Extracted material: Begin
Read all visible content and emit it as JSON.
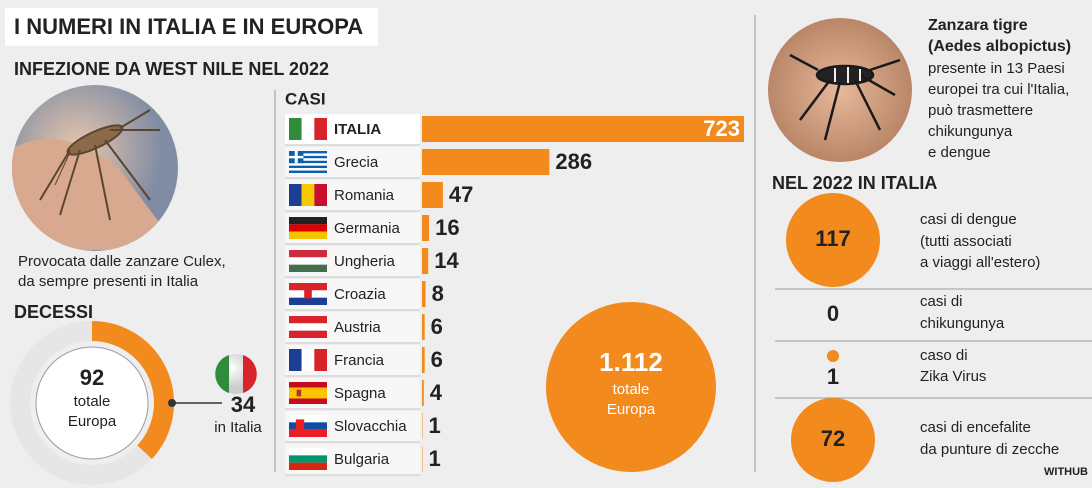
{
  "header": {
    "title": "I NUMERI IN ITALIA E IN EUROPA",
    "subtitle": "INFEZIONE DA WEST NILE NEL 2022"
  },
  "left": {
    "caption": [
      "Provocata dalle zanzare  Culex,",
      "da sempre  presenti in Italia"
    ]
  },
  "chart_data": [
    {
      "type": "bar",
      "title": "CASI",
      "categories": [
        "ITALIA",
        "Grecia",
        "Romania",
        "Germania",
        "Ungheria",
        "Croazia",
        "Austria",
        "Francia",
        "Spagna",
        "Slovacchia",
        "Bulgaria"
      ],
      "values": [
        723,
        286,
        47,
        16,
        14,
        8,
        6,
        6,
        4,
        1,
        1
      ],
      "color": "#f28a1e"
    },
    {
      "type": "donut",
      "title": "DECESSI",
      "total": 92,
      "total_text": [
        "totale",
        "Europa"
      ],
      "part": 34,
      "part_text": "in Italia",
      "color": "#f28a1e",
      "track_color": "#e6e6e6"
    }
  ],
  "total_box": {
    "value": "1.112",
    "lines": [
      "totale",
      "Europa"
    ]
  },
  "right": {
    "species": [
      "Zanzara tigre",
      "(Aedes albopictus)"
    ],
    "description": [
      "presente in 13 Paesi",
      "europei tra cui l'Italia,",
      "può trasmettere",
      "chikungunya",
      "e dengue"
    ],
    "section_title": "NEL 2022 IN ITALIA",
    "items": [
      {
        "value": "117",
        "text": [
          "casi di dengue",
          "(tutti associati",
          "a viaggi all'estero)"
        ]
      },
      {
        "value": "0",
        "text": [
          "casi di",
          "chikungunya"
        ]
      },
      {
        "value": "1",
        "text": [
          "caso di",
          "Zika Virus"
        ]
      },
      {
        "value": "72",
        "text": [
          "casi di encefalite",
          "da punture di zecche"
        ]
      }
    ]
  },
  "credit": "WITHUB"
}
Extracted material: End
**Exercise aim**
What is needed is every record above, restated word for word, with the pictures left out.

**Written answer**
Read all visible content and emit it as JSON.
{
  "header": {
    "title": "I NUMERI IN ITALIA E IN EUROPA",
    "subtitle": "INFEZIONE DA WEST NILE NEL 2022"
  },
  "left": {
    "caption": [
      "Provocata dalle zanzare  Culex,",
      "da sempre  presenti in Italia"
    ]
  },
  "chart_data": [
    {
      "type": "bar",
      "title": "CASI",
      "categories": [
        "ITALIA",
        "Grecia",
        "Romania",
        "Germania",
        "Ungheria",
        "Croazia",
        "Austria",
        "Francia",
        "Spagna",
        "Slovacchia",
        "Bulgaria"
      ],
      "values": [
        723,
        286,
        47,
        16,
        14,
        8,
        6,
        6,
        4,
        1,
        1
      ],
      "color": "#f28a1e"
    },
    {
      "type": "donut",
      "title": "DECESSI",
      "total": 92,
      "total_text": [
        "totale",
        "Europa"
      ],
      "part": 34,
      "part_text": "in Italia",
      "color": "#f28a1e",
      "track_color": "#e6e6e6"
    }
  ],
  "total_box": {
    "value": "1.112",
    "lines": [
      "totale",
      "Europa"
    ]
  },
  "right": {
    "species": [
      "Zanzara tigre",
      "(Aedes albopictus)"
    ],
    "description": [
      "presente in 13 Paesi",
      "europei tra cui l'Italia,",
      "può trasmettere",
      "chikungunya",
      "e dengue"
    ],
    "section_title": "NEL 2022 IN ITALIA",
    "items": [
      {
        "value": "117",
        "text": [
          "casi di dengue",
          "(tutti associati",
          "a viaggi all'estero)"
        ]
      },
      {
        "value": "0",
        "text": [
          "casi di",
          "chikungunya"
        ]
      },
      {
        "value": "1",
        "text": [
          "caso di",
          "Zika Virus"
        ]
      },
      {
        "value": "72",
        "text": [
          "casi di encefalite",
          "da punture di zecche"
        ]
      }
    ]
  },
  "credit": "WITHUB"
}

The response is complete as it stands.